» Written problem:
Every line that holds "عيسو" should be shown.

──────────────────────────────

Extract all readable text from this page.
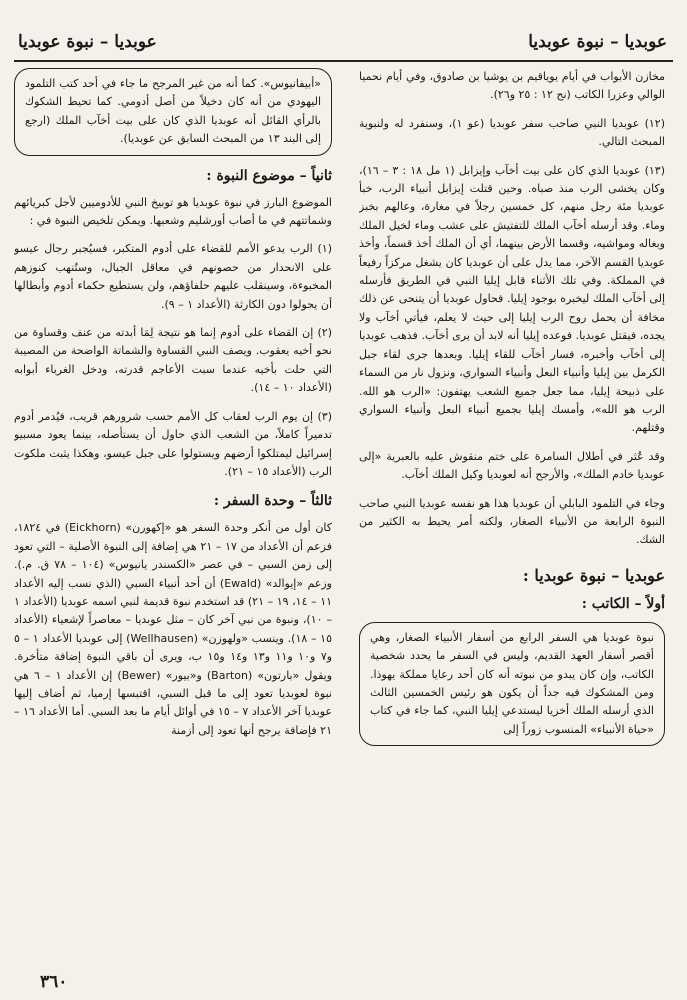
عوبديا – نبوة عوبديا
عوبديا – نبوة عوبديا

مخازن الأبواب في أيام يوياقيم بن يوشيا بن صادوق، وفي أيام نحميا الوالي وعزرا الكاتب (نح ١٢ : ٢٥ و٢٦).

(١٢) عوبديا النبي صاحب سفر عوبديا (عو ١)، وسنفرد له ولنبوية المبحث التالي.

(١٣) عوبديا الذي كان على بيت أخآب وإيزابل (١ مل ١٨ : ٣ – ١٦)، وكان يخشى الرب منذ صباه. وحين قتلت إيزابل أنبياء الرب، خبأ عوبديا مئة رجل منهم، كل خمسين رجلاً في مغارة، وعالهم بخبز وماء. وقد أرسله أخآب الملك للتفتيش على عشب وماء لخيل الملك وبغاله ومواشيه، وقسما الأرض بينهما، أي أن الملك أخذ قسماً، وأخذ عوبديا القسم الآخر، مما يدل على أن عوبديا كان يشغل مركزاً رفيعاً في المملكة. وفي تلك الأثناء قابل إيليا النبي في الطريق فأرسله إلى أخآب الملك ليخبره بوجود إيليا. فحاول عوبديا أن يتنحى عن ذلك مخافة أن يحمل روح الرب إيليا إلى حيث لا يعلم، فيأتي أخآب ولا يجده، فيقتل عوبديا. فوعده إيليا أنه لابد أن يرى أخآب. فذهب عوبديا إلى أخآب وأخبره، فسار أخآب للقاء إيليا. وبعدها جرى لقاء جبل الكرمل بين إيليا وأنبياء البعل وأنبياء السواري، ونزول نار من السماء على ذبيحة إيليا، مما جعل جميع الشعب يهتفون: «الرب هو الله. الرب هو الله»، وأمسك إيليا بجميع أنبياء البعل وأنبياء السواري وقتلهم.

وقد عُثر في أطلال السامرة على ختم منقوش عليه بالعبرية «إلى عوبديا خادم الملك»، والأرجح أنه لعوبديا وكيل الملك أخآب.

وجاء في التلمود البابلي أن عوبديا هذا هو نفسه عوبديا النبي صاحب النبوة الرابعة من الأنبياء الصغار، ولكنه أمر يحيط به الكثير من الشك.

عوبديا – نبوة عوبديا :
أولاً – الكاتب :
نبوة عوبديا هي السفر الرابع من أسفار الأنبياء الصغار، وهي أقصر أسفار العهد القديم، وليس في السفر ما يحدد شخصية الكاتب، وإن كان يبدو من نبوته أنه كان أحد رعايا مملكة يهوذا. ومن المشكوك فيه جداً أن يكون هو رئيس الخمسين الثالث الذي أرسله الملك أخزيا ليستدعي إيليا النبي، كما جاء في كتاب «حياة الأنبياء» المنسوب زوراً إلى
«أبيفانيوس». كما أنه من غير المرجح ما جاء في أحد كتب التلمود اليهودي من أنه كان دخيلاً من أصل أدومي. كما تحيط الشكوك بالرأي القائل أنه عوبديا الذي كان على بيت أخآب الملك (ارجع إلى البند ١٣ من المبحث السابق عن عوبديا).
ثانياً – موضوع النبوة :

الموضوع البارز في نبوة عوبديا هو توبيخ النبي للأدوميين لأجل كبريائهم وشماتتهم في ما أصاب أورشليم وشعبها. ويمكن تلخيص النبوة في :

(١) الرب يدعو الأمم للقضاء على أدوم المتكبر، فسيُجبر رجال عيسو على الانحدار من حصونهم في معاقل الجبال، وستُنهب كنوزهم المخبوءة، وسينقلب عليهم حلفاؤهم، ولن يستطيع حكماء أدوم وأبطالها أن يحولوا دون الكارثة (الأعداد ١ – ٩).

(٢) إن القضاء على أدوم إنما هو نتيجة لِمَا أبدته من عنف وقساوة من نحو أخيه يعقوب. ويصف النبي القساوة والشماتة الواضحة من المصيبة التي حلت بأخيه عندما سبت الأعاجم قدرته، ودخل الغرباء أبوابه (الأعداد ١٠ – ١٤).

(٣) إن يوم الرب لعقاب كل الأمم حسب شرورهم قريب، فيُدمر أدوم تدميراً كاملاً، من الشعب الذي حاول أن يستأصله، بينما يعود مسبيو إسرائيل ليمتلكوا أرضهم ويستولوا على جبل عيسو، وهكذا يثبت ملكوت الرب (الأعداد ١٥ – ٢١).

ثالثاً – وحدة السفر :

كان أول من أنكر وحدة السفر هو «إكهورن» (Eickhorn) في ١٨٢٤، فزعم أن الأعداد من ١٧ – ٢١ هي إضافة إلى النبوة الأصلية – التي تعود إلى زمن السبي – في عصر «الكسندر يانيوس» (١٠٤ – ٧٨ ق. م.). وزعم «إيوالد» (Ewald) أن أحد أنبياء السبي (الذي نسب إليه الأعداد ١١ – ١٤، ١٩ – ٢١) قد استخدم نبوة قديمة لنبي اسمه عوبديا (الأعداد ١ – ١٠)، ونبوة من نبي آخر كان – مثل عوبديا – معاصراً لإشعياء (الأعداد ١٥ – ١٨). وينسب «ولهوزن» (Wellhausen) إلى عوبديا الأعداد ١ – ٥ و٧ و١٠ و١١ و١٣ و١٤ و١٥ ب، ويرى أن باقي النبوة إضافة متأخرة. ويقول «بارتون» (Barton) و«بيور» (Bewer) إن الأعداد ١ – ٦ هي نبوة لعوبديا تعود إلى ما قبل السبي، اقتبسها إرميا، ثم أضاف إليها عوبديا آخر الأعداد ٧ – ١٥ في أوائل أيام ما بعد السبي. أما الأعداد ١٦ – ٢١ فإضافة يرجح أنها تعود إلى أزمنة

٣٦٠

──────────────────────────────

» Solution:
(١) الرب يدعو الأمم للقضاء على أدوم المتكبر، فسيُجبر رجال عيسو على الانحدار من حصونهم في معاقل الجبال، وستُنهب كنوزهم المخبوءة، وسينقلب عليهم حلفاؤهم، ولن يستطيع حكماء أدوم وأبطالها أن يحولوا دون الكارثة (الأعداد ١ – ٩).
(٣) إن يوم الرب لعقاب كل الأمم حسب شرورهم قريب، فيُدمر أدوم تدميراً كاملاً، من الشعب الذي حاول أن يستأصله، بينما يعود مسبيو إسرائيل ليمتلكوا أرضهم ويستولوا على جبل عيسو، وهكذا يثبت ملكوت الرب (الأعداد ١٥ – ٢١).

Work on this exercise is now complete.